- Do this -
Reproduce the lines below verbatim, beginning with the line containing "data-point: [178, 274, 195, 292]" and continuing through the line containing "series-react: [124, 88, 516, 305]".
** start Data shown **
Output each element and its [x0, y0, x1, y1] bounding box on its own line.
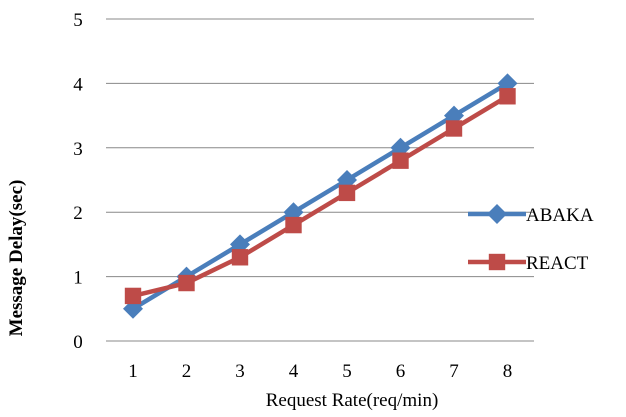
data-point: [178, 274, 195, 292]
x-tick-label: 7: [449, 361, 459, 382]
data-point: [445, 120, 463, 137]
x-tick-label: 2: [182, 361, 192, 382]
data-point: [392, 152, 409, 169]
data-point: [488, 253, 506, 271]
y-tick-label: 0: [73, 332, 83, 353]
y-tick-labels: 0 1 2 3 4 5: [73, 10, 83, 353]
data-point: [231, 249, 249, 266]
gridlines: [106, 18, 534, 342]
x-tick-label: 4: [289, 361, 299, 382]
legend-label: REACT: [526, 253, 589, 274]
series-react: [124, 88, 516, 305]
y-tick-label: 5: [73, 10, 83, 31]
legend-label: ABAKA: [526, 205, 594, 226]
data-point: [499, 88, 516, 105]
y-axis-title: Message Delay(sec): [6, 180, 27, 337]
x-axis-title: Request Rate(req/min): [266, 390, 439, 411]
y-tick-label: 2: [73, 203, 83, 224]
data-point: [124, 287, 142, 305]
x-tick-labels: 1 2 3 4 5 6 7 8: [128, 361, 512, 382]
series-line: [131, 81, 509, 311]
x-tick-label: 8: [503, 361, 513, 382]
data-point: [338, 184, 356, 202]
x-tick-label: 3: [235, 361, 245, 382]
data-point: [487, 204, 507, 224]
series-group: [123, 73, 518, 319]
y-tick-label: 4: [73, 74, 83, 95]
x-tick-label: 1: [128, 361, 138, 382]
legend-item-abaka: ABAKA: [468, 204, 594, 226]
x-tick-label: 6: [396, 361, 406, 382]
series-line: [132, 94, 509, 299]
data-point: [285, 216, 302, 234]
legend: ABAKA REACT: [468, 204, 594, 274]
y-tick-label: 3: [73, 139, 83, 160]
legend-item-react: REACT: [468, 253, 589, 274]
y-tick-label: 1: [73, 268, 83, 289]
x-tick-label: 5: [342, 361, 352, 382]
** end Data shown **
- Output of the task -
data-point: [178, 274, 195, 292]
x-tick-label: 7: [449, 361, 459, 382]
data-point: [445, 120, 463, 137]
x-tick-label: 2: [182, 361, 192, 382]
data-point: [392, 152, 409, 169]
data-point: [488, 253, 506, 271]
y-tick-label: 0: [73, 332, 83, 353]
y-tick-labels: 0 1 2 3 4 5: [73, 10, 83, 353]
data-point: [231, 249, 249, 266]
gridlines: [106, 18, 534, 342]
x-tick-label: 4: [289, 361, 299, 382]
legend-label: REACT: [526, 253, 589, 274]
series-react: [124, 88, 516, 305]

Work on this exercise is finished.